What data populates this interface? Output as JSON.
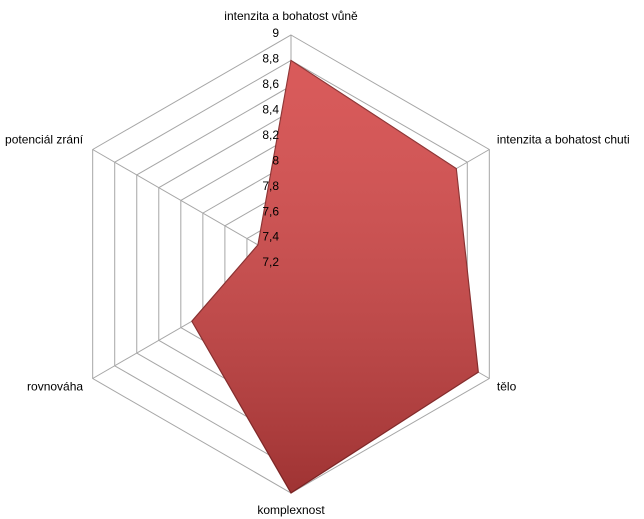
{
  "chart_data": {
    "type": "radar",
    "categories": [
      "intenzita a bohatost vůně",
      "intenzita a bohatost chuti",
      "tělo",
      "komplexnost",
      "rovnováha",
      "potenciál zrání"
    ],
    "values": [
      8.8,
      8.7,
      8.9,
      9,
      8.1,
      7.5
    ],
    "color": "#d44444",
    "ylim": [
      7.2,
      9
    ],
    "yticks": [
      {
        "value": 7.2,
        "label": "7,2"
      },
      {
        "value": 7.4,
        "label": "7,4"
      },
      {
        "value": 7.6,
        "label": "7,6"
      },
      {
        "value": 7.8,
        "label": "7,8"
      },
      8,
      {
        "value": 8.2,
        "label": "8,2"
      },
      {
        "value": 8.4,
        "label": "8,4"
      },
      {
        "value": 8.6,
        "label": "8,6"
      },
      {
        "value": 8.8,
        "label": "8,8"
      },
      9
    ],
    "grid": true
  }
}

-=-=-

◆ To be done: Reproduce all of the material above word for word. Omit the pictures.

◆ Response below:
What data populates this interface? Output as JSON.
{
  "chart_data": {
    "type": "radar",
    "categories": [
      "intenzita a bohatost vůně",
      "intenzita a bohatost chuti",
      "tělo",
      "komplexnost",
      "rovnováha",
      "potenciál zrání"
    ],
    "values": [
      8.8,
      8.7,
      8.9,
      9,
      8.1,
      7.5
    ],
    "color": "#d44444",
    "ylim": [
      7.2,
      9
    ],
    "yticks": [
      {
        "value": 7.2,
        "label": "7,2"
      },
      {
        "value": 7.4,
        "label": "7,4"
      },
      {
        "value": 7.6,
        "label": "7,6"
      },
      {
        "value": 7.8,
        "label": "7,8"
      },
      8,
      {
        "value": 8.2,
        "label": "8,2"
      },
      {
        "value": 8.4,
        "label": "8,4"
      },
      {
        "value": 8.6,
        "label": "8,6"
      },
      {
        "value": 8.8,
        "label": "8,8"
      },
      9
    ],
    "grid": true
  }
}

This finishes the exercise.